## [Short task]
Repeat each entry word for word. Leave any images out of the copy.
== Dataset excerpts ==
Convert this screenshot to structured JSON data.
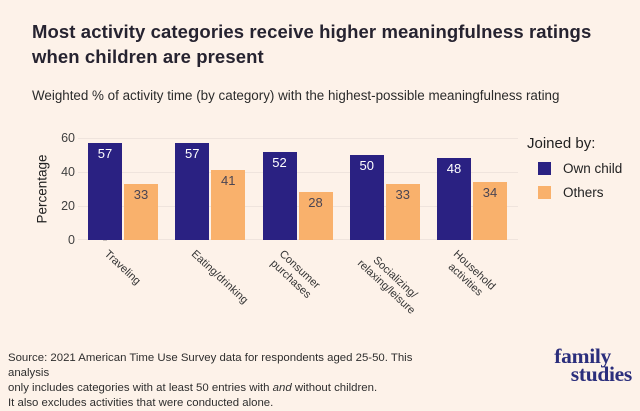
{
  "page": {
    "background": "#FDF2E9"
  },
  "header": {
    "title": "Most activity categories receive higher meaningfulness ratings when children are present",
    "subtitle": "Weighted % of activity time (by category) with the highest-possible meaningfulness rating"
  },
  "chart_data": {
    "type": "bar",
    "categories": [
      "Traveling",
      "Eating/drinking",
      "Consumer\npurchases",
      "Socializing/\nrelaxing/leisure",
      "Household\nactivities"
    ],
    "series": [
      {
        "name": "Own child",
        "color": "#2A2182",
        "label_color": "#FFFFFF",
        "values": [
          57,
          57,
          52,
          50,
          48
        ]
      },
      {
        "name": "Others",
        "color": "#F9B16C",
        "label_color": "#4A4553",
        "values": [
          33,
          41,
          28,
          33,
          34
        ]
      }
    ],
    "xlabel": "",
    "ylabel": "Percentage",
    "ylim": [
      0,
      60
    ],
    "yticks": [
      0,
      20,
      40,
      60
    ],
    "legend_title": "Joined by:",
    "legend_position": "right",
    "grid": "horizontal",
    "bar_value_labels": "inside-top"
  },
  "footer": {
    "source_line1": "Source: 2021 American Time Use Survey data for respondents aged 25-50. This analysis",
    "source_line2_pre": "only includes categories with at least 50 entries with ",
    "source_line2_italic": "and",
    "source_line2_post": " without children.",
    "source_line3": "It also excludes activities that were conducted alone.",
    "logo_line1": "family",
    "logo_line2": "studies"
  }
}
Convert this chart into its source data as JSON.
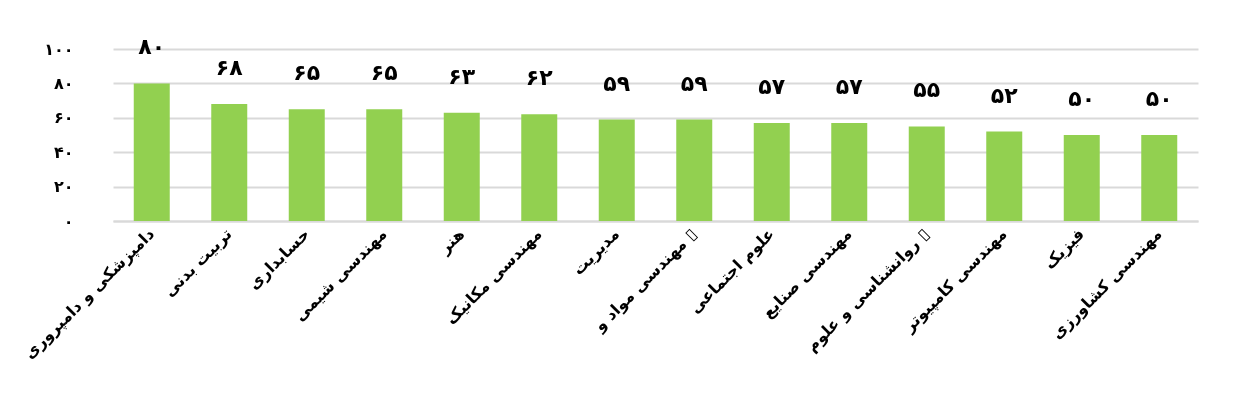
{
  "chart_data": {
    "type": "bar",
    "categories": [
      "دامپزشکی و دامپروری",
      "تربیت بدنی",
      "حسابداری",
      "مهندسی شیمی",
      "هنر",
      "مهندسی مکانیک",
      "مدیریت",
      "مهندسی مواد و ▯",
      "علوم اجتماعی",
      "مهندسی صنایع",
      "روانشناسی و علوم ▯",
      "مهندسی  کامپیوتر",
      "فیزیک",
      "مهندسی  کشاورزی"
    ],
    "values": [
      80,
      68,
      65,
      65,
      63,
      62,
      59,
      59,
      57,
      57,
      55,
      52,
      50,
      50
    ],
    "value_labels": [
      "۸۰",
      "۶۸",
      "۶۵",
      "۶۵",
      "۶۳",
      "۶۲",
      "۵۹",
      "۵۹",
      "۵۷",
      "۵۷",
      "۵۵",
      "۵۲",
      "۵۰",
      "۵۰"
    ],
    "color": "#92d050",
    "ylim": [
      0,
      100
    ],
    "yticks": [
      {
        "value": 0,
        "label": "۰"
      },
      {
        "value": 20,
        "label": "۲۰"
      },
      {
        "value": 40,
        "label": "۴۰"
      },
      {
        "value": 60,
        "label": "۶۰"
      },
      {
        "value": 80,
        "label": "۸۰"
      },
      {
        "value": 100,
        "label": "۱۰۰"
      }
    ],
    "grid": "y"
  }
}
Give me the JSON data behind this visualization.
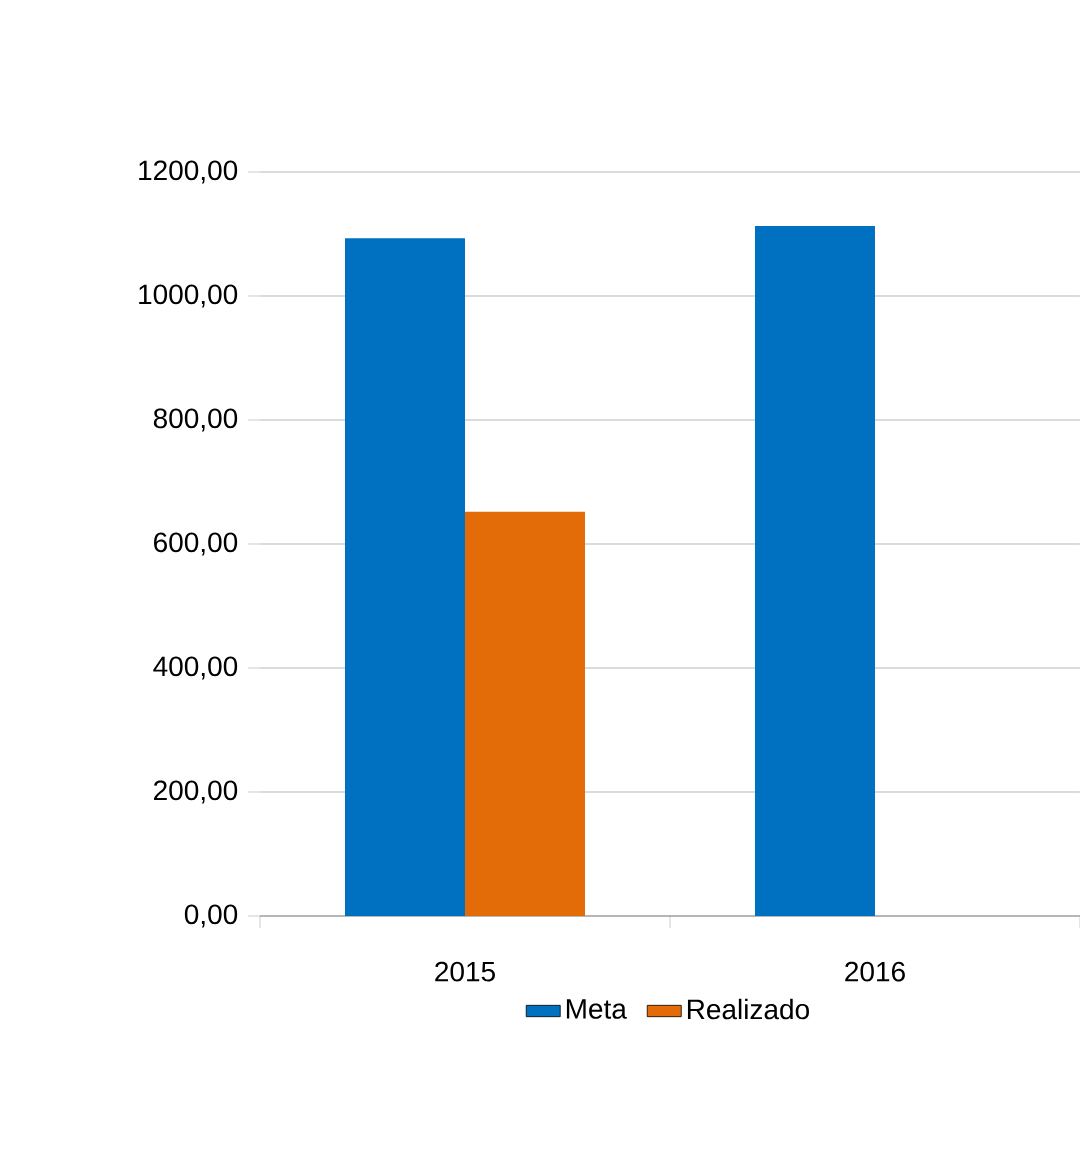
{
  "chart_data": {
    "type": "bar",
    "categories": [
      "2015",
      "2016"
    ],
    "series": [
      {
        "name": "Meta",
        "color": "#0070c0",
        "values": [
          1093,
          1113
        ]
      },
      {
        "name": "Realizado",
        "color": "#e36c09",
        "values": [
          652,
          null
        ]
      }
    ],
    "ylim": [
      0,
      1200
    ],
    "yticks": [
      {
        "value": 0,
        "label": "0,00"
      },
      {
        "value": 200,
        "label": "200,00"
      },
      {
        "value": 400,
        "label": "400,00"
      },
      {
        "value": 600,
        "label": "600,00"
      },
      {
        "value": 800,
        "label": "800,00"
      },
      {
        "value": 1000,
        "label": "1000,00"
      },
      {
        "value": 1200,
        "label": "1200,00"
      }
    ],
    "grid": "y",
    "legend": "bottom"
  }
}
===
## [Response to this exercise]
Convert this screenshot to structured JSON data.
{
  "page": {
    "background": "#FDF2E9"
  },
  "header": {
    "title": "Most activity categories receive higher meaningfulness ratings when children are present",
    "subtitle": "Weighted % of activity time (by category) with the highest-possible meaningfulness rating"
  },
  "chart_data": {
    "type": "bar",
    "categories": [
      "Traveling",
      "Eating/drinking",
      "Consumer\npurchases",
      "Socializing/\nrelaxing/leisure",
      "Household\nactivities"
    ],
    "series": [
      {
        "name": "Own child",
        "color": "#2A2182",
        "label_color": "#FFFFFF",
        "values": [
          57,
          57,
          52,
          50,
          48
        ]
      },
      {
        "name": "Others",
        "color": "#F9B16C",
        "label_color": "#4A4553",
        "values": [
          33,
          41,
          28,
          33,
          34
        ]
      }
    ],
    "xlabel": "",
    "ylabel": "Percentage",
    "ylim": [
      0,
      60
    ],
    "yticks": [
      0,
      20,
      40,
      60
    ],
    "legend_title": "Joined by:",
    "legend_position": "right",
    "grid": "horizontal",
    "bar_value_labels": "inside-top"
  },
  "footer": {
    "source_line1": "Source: 2021 American Time Use Survey data for respondents aged 25-50. This analysis",
    "source_line2_pre": "only includes categories with at least 50 entries with ",
    "source_line2_italic": "and",
    "source_line2_post": " without children.",
    "source_line3": "It also excludes activities that were conducted alone.",
    "logo_line1": "family",
    "logo_line2": "studies"
  }
}
Convert this chart into its source data as JSON.
{
  "chart_data": {
    "type": "bar",
    "categories": [
      "دامپزشکی و دامپروری",
      "تربیت بدنی",
      "حسابداری",
      "مهندسی شیمی",
      "هنر",
      "مهندسی مکانیک",
      "مدیریت",
      "مهندسی مواد و ▯",
      "علوم اجتماعی",
      "مهندسی صنایع",
      "روانشناسی و علوم ▯",
      "مهندسی  کامپیوتر",
      "فیزیک",
      "مهندسی  کشاورزی"
    ],
    "values": [
      80,
      68,
      65,
      65,
      63,
      62,
      59,
      59,
      57,
      57,
      55,
      52,
      50,
      50
    ],
    "value_labels": [
      "۸۰",
      "۶۸",
      "۶۵",
      "۶۵",
      "۶۳",
      "۶۲",
      "۵۹",
      "۵۹",
      "۵۷",
      "۵۷",
      "۵۵",
      "۵۲",
      "۵۰",
      "۵۰"
    ],
    "color": "#92d050",
    "ylim": [
      0,
      100
    ],
    "yticks": [
      {
        "value": 0,
        "label": "۰"
      },
      {
        "value": 20,
        "label": "۲۰"
      },
      {
        "value": 40,
        "label": "۴۰"
      },
      {
        "value": 60,
        "label": "۶۰"
      },
      {
        "value": 80,
        "label": "۸۰"
      },
      {
        "value": 100,
        "label": "۱۰۰"
      }
    ],
    "grid": "y"
  }
}
Give me the JSON data behind this visualization.
{
  "chart_data": {
    "type": "bar",
    "categories": [
      "2015",
      "2016"
    ],
    "series": [
      {
        "name": "Meta",
        "color": "#0070c0",
        "values": [
          1093,
          1113
        ]
      },
      {
        "name": "Realizado",
        "color": "#e36c09",
        "values": [
          652,
          null
        ]
      }
    ],
    "ylim": [
      0,
      1200
    ],
    "yticks": [
      {
        "value": 0,
        "label": "0,00"
      },
      {
        "value": 200,
        "label": "200,00"
      },
      {
        "value": 400,
        "label": "400,00"
      },
      {
        "value": 600,
        "label": "600,00"
      },
      {
        "value": 800,
        "label": "800,00"
      },
      {
        "value": 1000,
        "label": "1000,00"
      },
      {
        "value": 1200,
        "label": "1200,00"
      }
    ],
    "grid": "y",
    "legend": "bottom"
  }
}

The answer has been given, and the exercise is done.